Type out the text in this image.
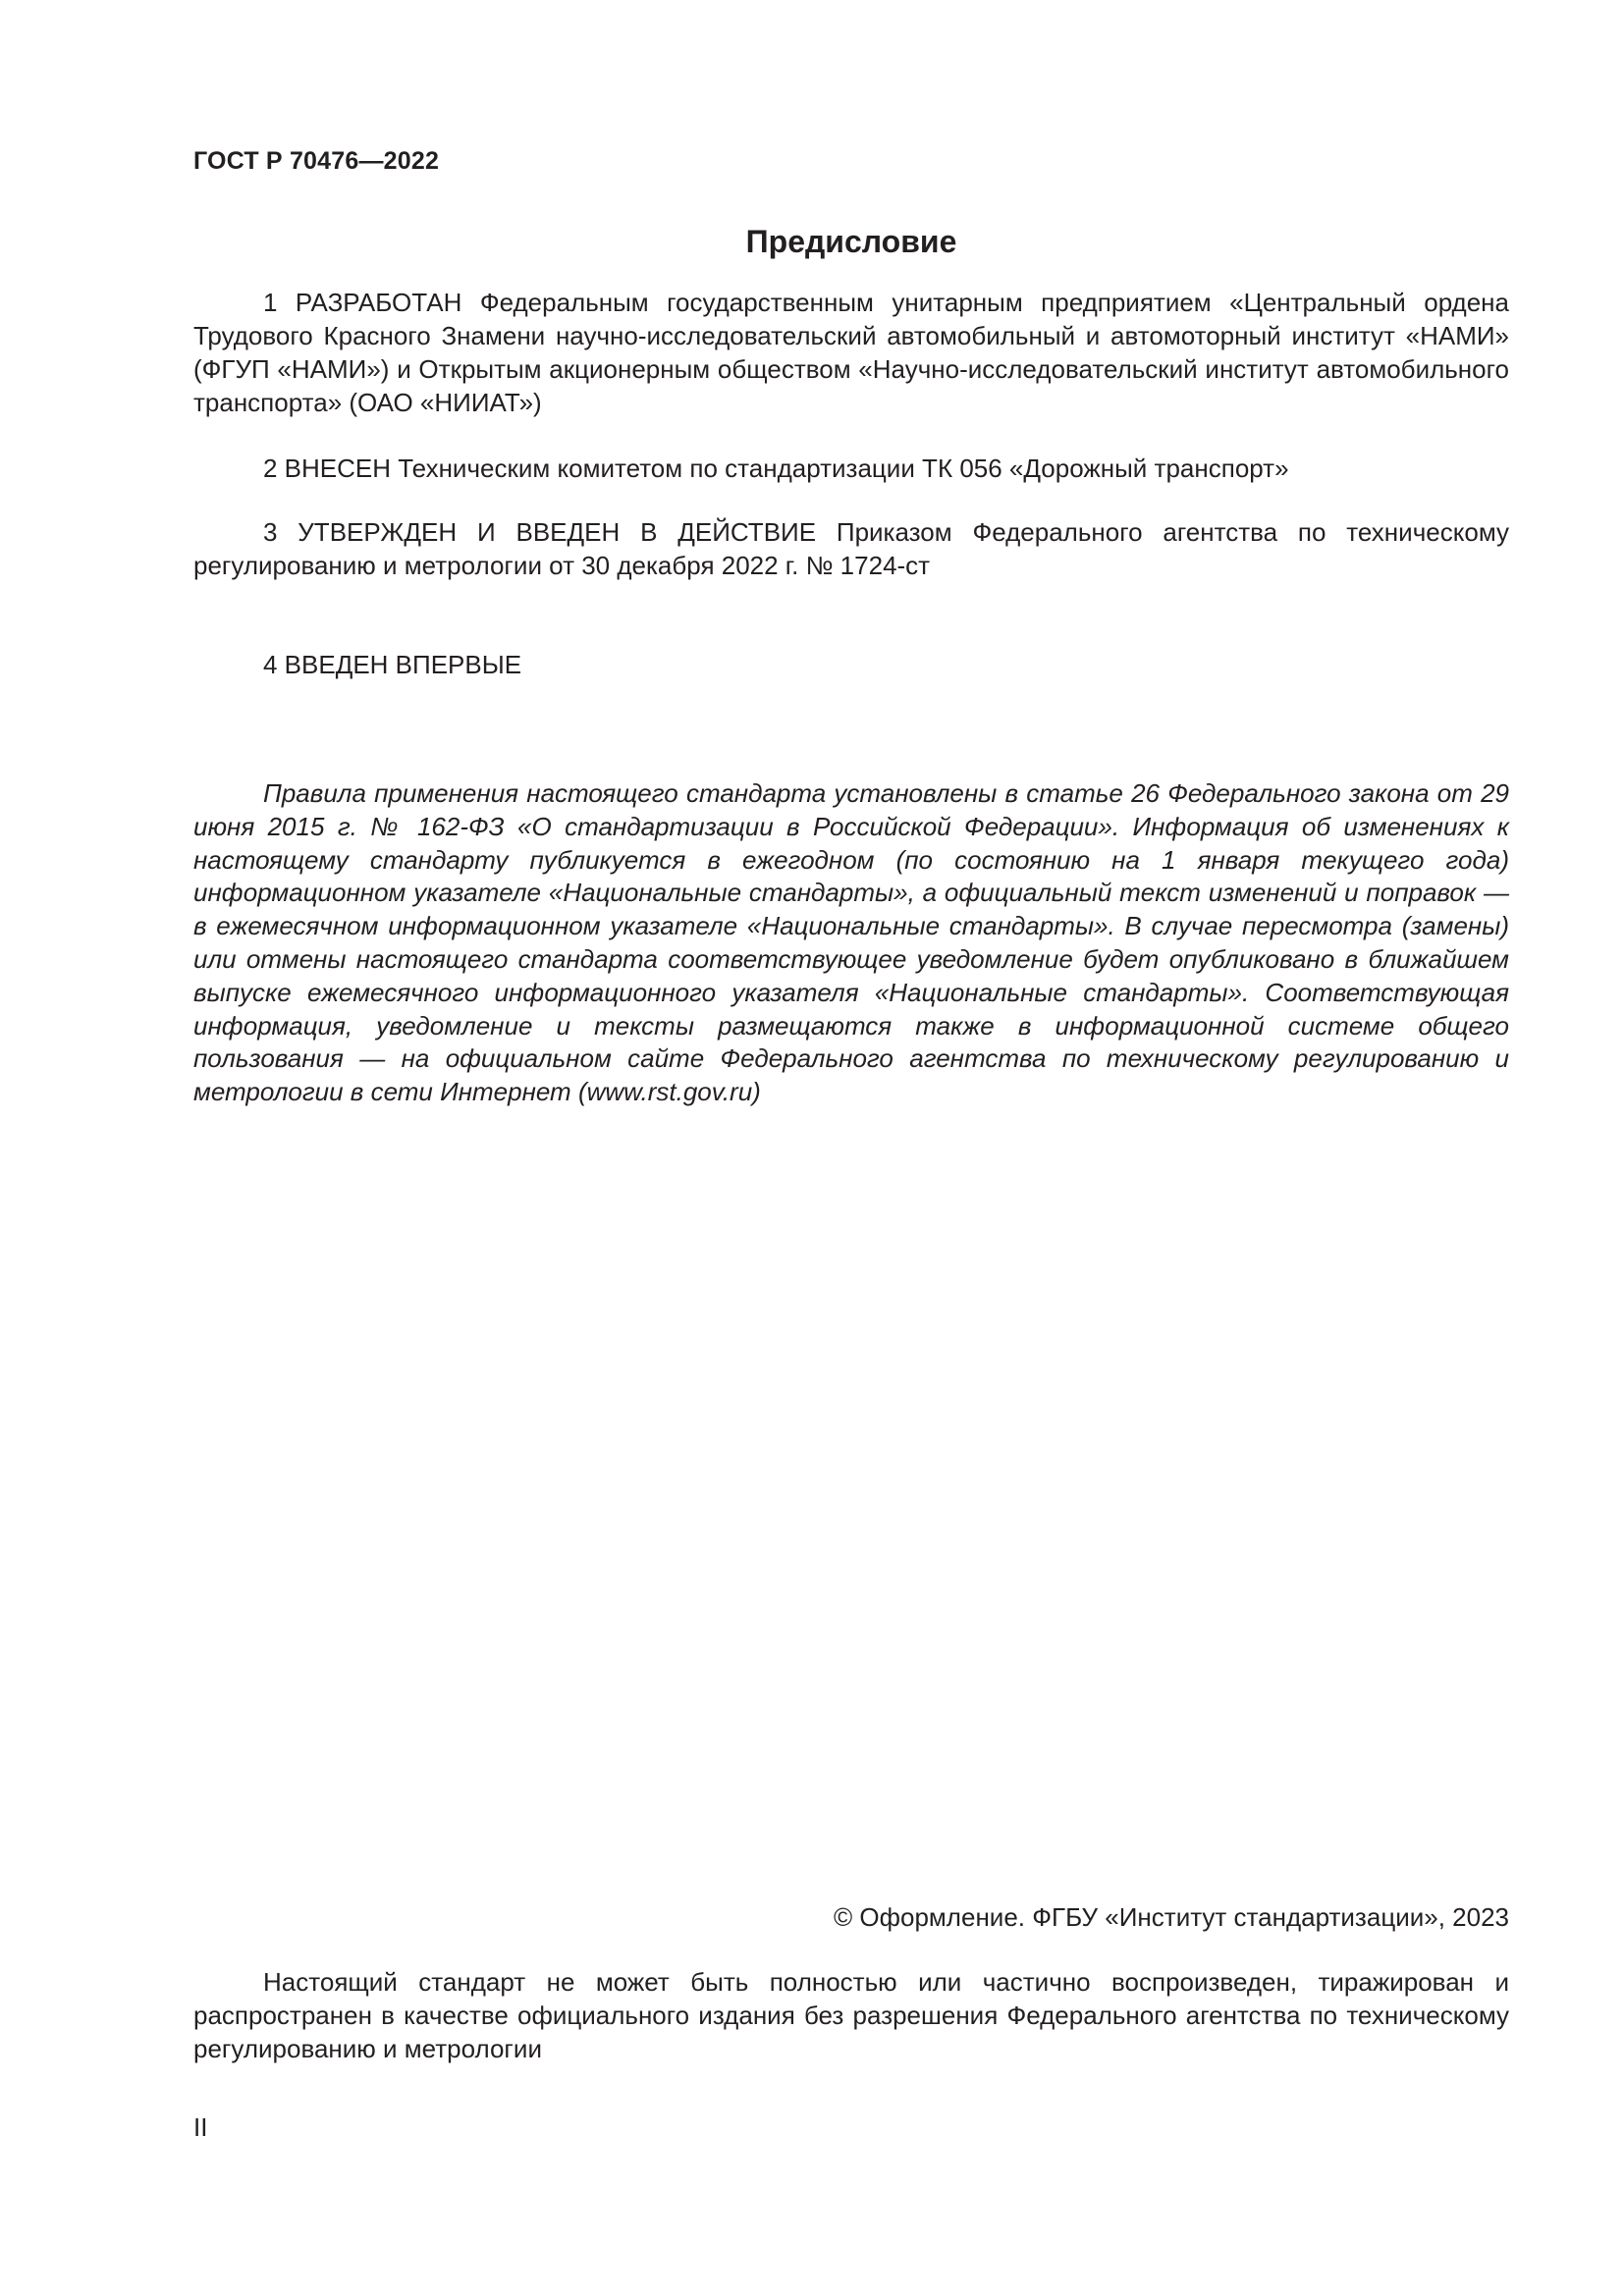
ГОСТ Р 70476—2022
Предисловие

1 РАЗРАБОТАН Федеральным государственным унитарным предприятием «Центральный ордена Трудового Красного Знамени научно-исследовательский автомобильный и автомоторный институт «НАМИ» (ФГУП «НАМИ») и Открытым акционерным обществом «Научно-исследовательский институт автомобильного транспорта» (ОАО «НИИАТ»)

2 ВНЕСЕН Техническим комитетом по стандартизации ТК 056 «Дорожный транспорт»

3 УТВЕРЖДЕН И ВВЕДЕН В ДЕЙСТВИЕ Приказом Федерального агентства по техническому регулированию и метрологии от 30 декабря 2022 г. № 1724-ст

4 ВВЕДЕН ВПЕРВЫЕ

Правила применения настоящего стандарта установлены в статье 26 Федерального закона от 29 июня 2015 г. № 162-ФЗ «О стандартизации в Российской Федерации». Информация об изменениях к настоящему стандарту публикуется в ежегодном (по состоянию на 1 января текущего года) информационном указателе «Национальные стандарты», а официальный текст изменений и поправок — в ежемесячном информационном указателе «Национальные стандарты». В случае пересмотра (замены) или отмены настоящего стандарта соответствующее уведомление будет опубликовано в ближайшем выпуске ежемесячного информационного указателя «Национальные стандарты». Соответствующая информация, уведомление и тексты размещаются также в информационной системе общего пользования — на официальном сайте Федерального агентства по техническому регулированию и метрологии в сети Интернет (www.rst.gov.ru)

© Оформление. ФГБУ «Институт стандартизации», 2023

Настоящий стандарт не может быть полностью или частично воспроизведен, тиражирован и распространен в качестве официального издания без разрешения Федерального агентства по техническому регулированию и метрологии

II
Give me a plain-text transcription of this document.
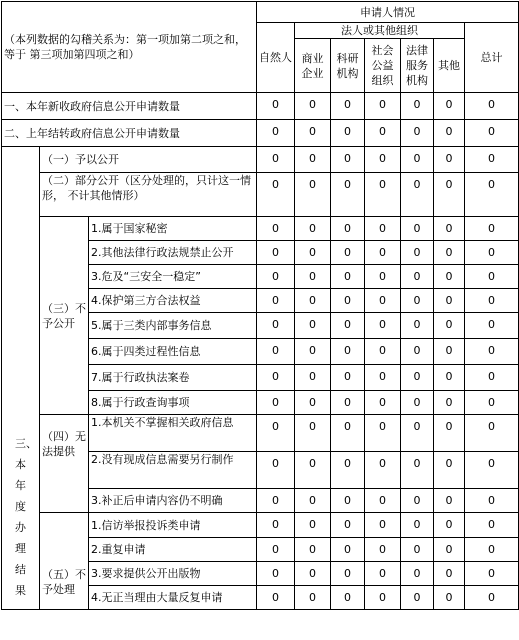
（本列数据的勾稽关系为：第一项加第二项之和，等于 第三项加第四项之和）			申请人情况						
			自然人	法人或其他组织					总计
				商业企业	科研机构	社会公益组织	法律服务机构	其他	
一、本年新收政府信息公开申请数量			0	0	0	0	0	0	0
二、上年结转政府信息公开申请数量			0	0	0	0	0	0	0

三、本年度办理结果	（一）予以公开		0	0	0	0	0	0	0
	（二）部分公开（区分处理的，只计这一情形， 不计其他情形）		0	0	0	0	0	0	0
	（三）不予公开	1.属于国家秘密	0	0	0	0	0	0	0
		2.其他法律行政法规禁止公开	0	0	0	0	0	0	0
		3.危及“三安全一稳定”	0	0	0	0	0	0	0
		4.保护第三方合法权益	0	0	0	0	0	0	0
		5.属于三类内部事务信息	0	0	0	0	0	0	0
		6.属于四类过程性信息	0	0	0	0	0	0	0
		7.属于行政执法案卷	0	0	0	0	0	0	0
		8.属于行政查询事项	0	0	0	0	0	0	0
	（四）无法提供	1.本机关不掌握相关政府信息	0	0	0	0	0	0	0
		2.没有现成信息需要另行制作	0	0	0	0	0	0	0
		3.补正后申请内容仍不明确	0	0	0	0	0	0	0
	（五）不予处理	1.信访举报投诉类申请	0	0	0	0	0	0	0
		2.重复申请	0	0	0	0	0	0	0
		3.要求提供公开出版物	0	0	0	0	0	0	0
		4.无正当理由大量反复申请	0	0	0	0	0	0	0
• • • • •
▶ Given instruction
Of all the lines in the listing above, how many contain the word "ВВЕДЕН"? Answer with the number alone.

▶ Solution for this problem
2